AIM: Determine how many lines contain the string "prophezeihet" and reply with that number alone.

PROVIDED RECORDS:
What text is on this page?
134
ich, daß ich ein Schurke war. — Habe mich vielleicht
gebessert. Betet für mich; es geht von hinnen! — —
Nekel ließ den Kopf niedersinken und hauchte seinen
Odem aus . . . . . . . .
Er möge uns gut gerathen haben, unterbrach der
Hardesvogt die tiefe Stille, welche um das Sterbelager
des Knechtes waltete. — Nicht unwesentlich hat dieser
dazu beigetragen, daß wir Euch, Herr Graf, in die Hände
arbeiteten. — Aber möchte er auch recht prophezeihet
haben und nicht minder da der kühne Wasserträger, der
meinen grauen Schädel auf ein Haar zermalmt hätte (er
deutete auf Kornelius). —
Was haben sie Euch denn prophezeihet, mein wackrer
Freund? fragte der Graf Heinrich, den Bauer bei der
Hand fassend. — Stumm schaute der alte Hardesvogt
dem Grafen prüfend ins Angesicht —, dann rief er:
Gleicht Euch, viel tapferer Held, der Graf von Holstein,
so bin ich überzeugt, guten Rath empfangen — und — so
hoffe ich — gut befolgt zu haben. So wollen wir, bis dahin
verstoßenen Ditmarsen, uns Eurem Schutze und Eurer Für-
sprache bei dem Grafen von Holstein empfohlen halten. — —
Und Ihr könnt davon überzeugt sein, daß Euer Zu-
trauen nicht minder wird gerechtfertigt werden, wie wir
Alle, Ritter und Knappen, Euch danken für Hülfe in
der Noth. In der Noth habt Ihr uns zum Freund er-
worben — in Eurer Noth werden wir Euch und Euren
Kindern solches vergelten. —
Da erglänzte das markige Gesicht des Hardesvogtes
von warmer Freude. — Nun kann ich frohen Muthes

SOLUTION FOR THIS PROBLEM: 2